Print all of the lines exactly. Any picture among them stays out.

* START PROVIDED RECORDS *

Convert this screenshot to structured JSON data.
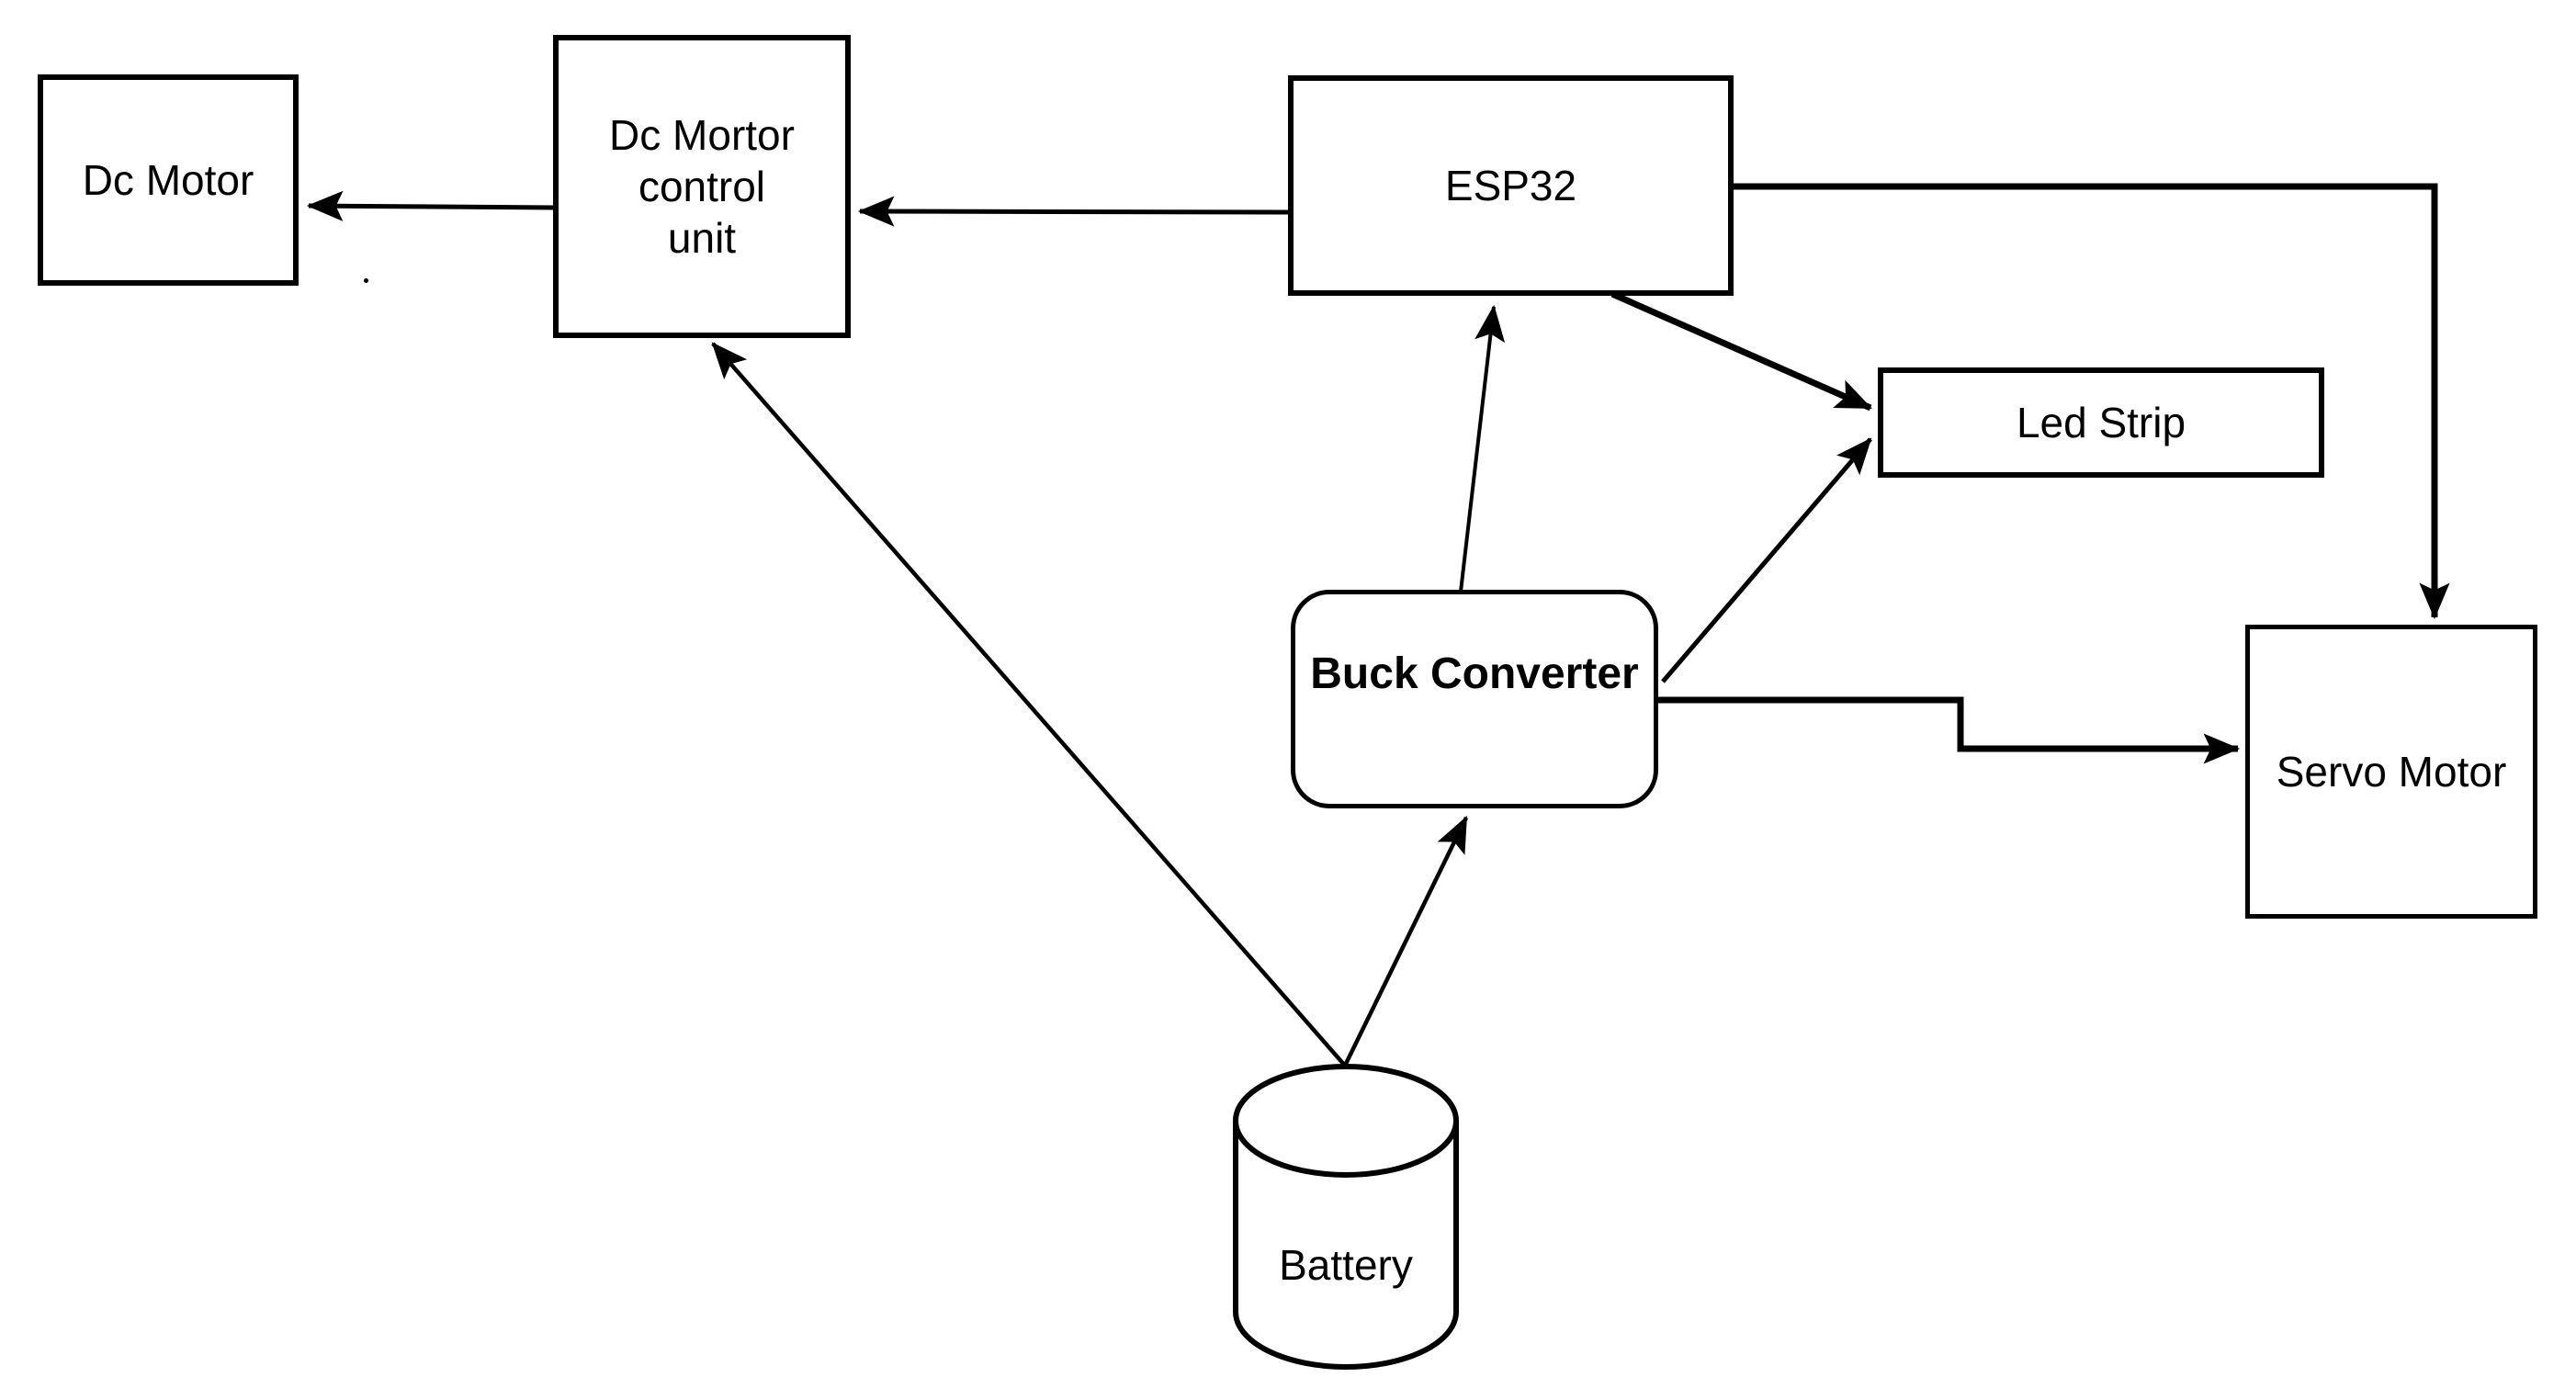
{
  "diagram": {
    "background_color": "#ffffff",
    "line_color": "#000000",
    "nodes": {
      "dc_motor": {
        "label": "Dc Motor",
        "shape": "rectangle"
      },
      "control_unit": {
        "label": "Dc Mortor\ncontrol\nunit",
        "shape": "rectangle"
      },
      "esp32": {
        "label": "ESP32",
        "shape": "rectangle"
      },
      "led_strip": {
        "label": "Led Strip",
        "shape": "rectangle"
      },
      "buck_converter": {
        "label": "Buck Converter",
        "shape": "rounded-rectangle",
        "bold": true
      },
      "servo_motor": {
        "label": "Servo Motor",
        "shape": "rectangle"
      },
      "battery": {
        "label": "Battery",
        "shape": "cylinder"
      }
    },
    "edges": [
      {
        "from": "control_unit",
        "to": "dc_motor"
      },
      {
        "from": "esp32",
        "to": "control_unit"
      },
      {
        "from": "esp32",
        "to": "servo_motor"
      },
      {
        "from": "esp32",
        "to": "led_strip"
      },
      {
        "from": "buck_converter",
        "to": "esp32"
      },
      {
        "from": "buck_converter",
        "to": "led_strip"
      },
      {
        "from": "buck_converter",
        "to": "servo_motor"
      },
      {
        "from": "battery",
        "to": "buck_converter"
      },
      {
        "from": "battery",
        "to": "control_unit"
      }
    ]
  }
}
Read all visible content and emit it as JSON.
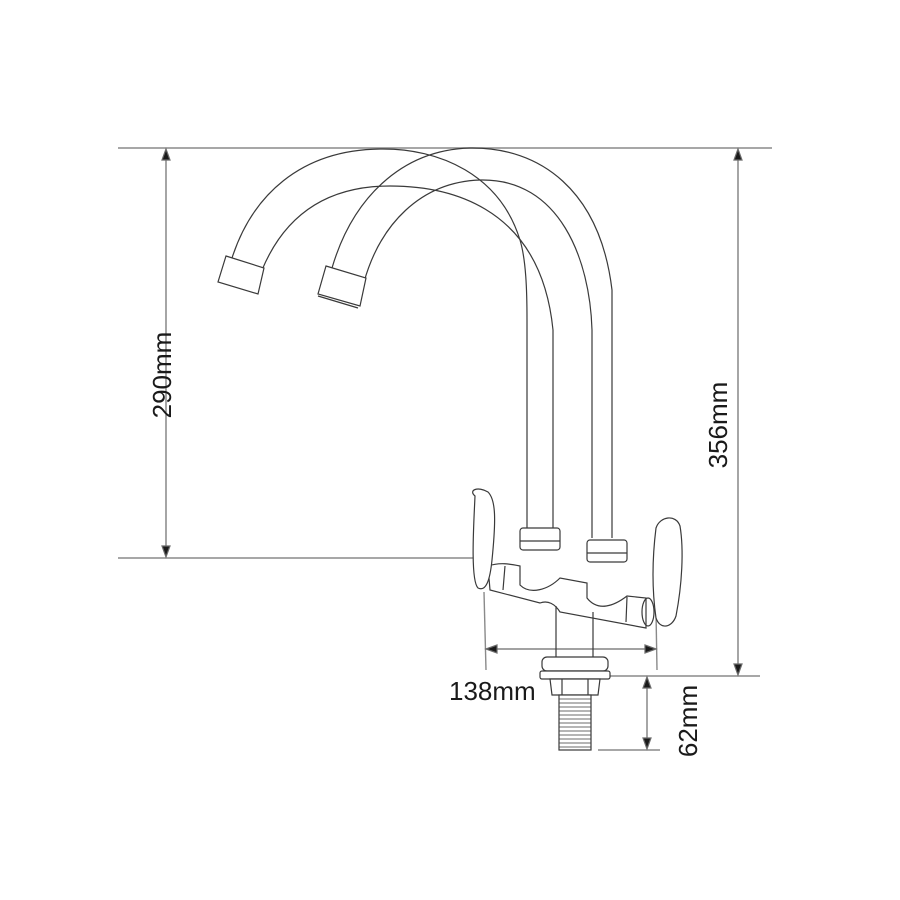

* END PROVIDED RECORDS *

◆ **EXERCISE RESPONSE**:
Convert this screenshot to structured JSON data.
{
  "diagram": {
    "background_color": "#ffffff",
    "line_color": "#000000",
    "nodes": {
      "dc_motor": {
        "label": "Dc Motor",
        "shape": "rectangle"
      },
      "control_unit": {
        "label": "Dc Mortor\ncontrol\nunit",
        "shape": "rectangle"
      },
      "esp32": {
        "label": "ESP32",
        "shape": "rectangle"
      },
      "led_strip": {
        "label": "Led Strip",
        "shape": "rectangle"
      },
      "buck_converter": {
        "label": "Buck Converter",
        "shape": "rounded-rectangle",
        "bold": true
      },
      "servo_motor": {
        "label": "Servo Motor",
        "shape": "rectangle"
      },
      "battery": {
        "label": "Battery",
        "shape": "cylinder"
      }
    },
    "edges": [
      {
        "from": "control_unit",
        "to": "dc_motor"
      },
      {
        "from": "esp32",
        "to": "control_unit"
      },
      {
        "from": "esp32",
        "to": "servo_motor"
      },
      {
        "from": "esp32",
        "to": "led_strip"
      },
      {
        "from": "buck_converter",
        "to": "esp32"
      },
      {
        "from": "buck_converter",
        "to": "led_strip"
      },
      {
        "from": "buck_converter",
        "to": "servo_motor"
      },
      {
        "from": "battery",
        "to": "buck_converter"
      },
      {
        "from": "battery",
        "to": "control_unit"
      }
    ]
  }
}
Read all visible content and emit it as JSON.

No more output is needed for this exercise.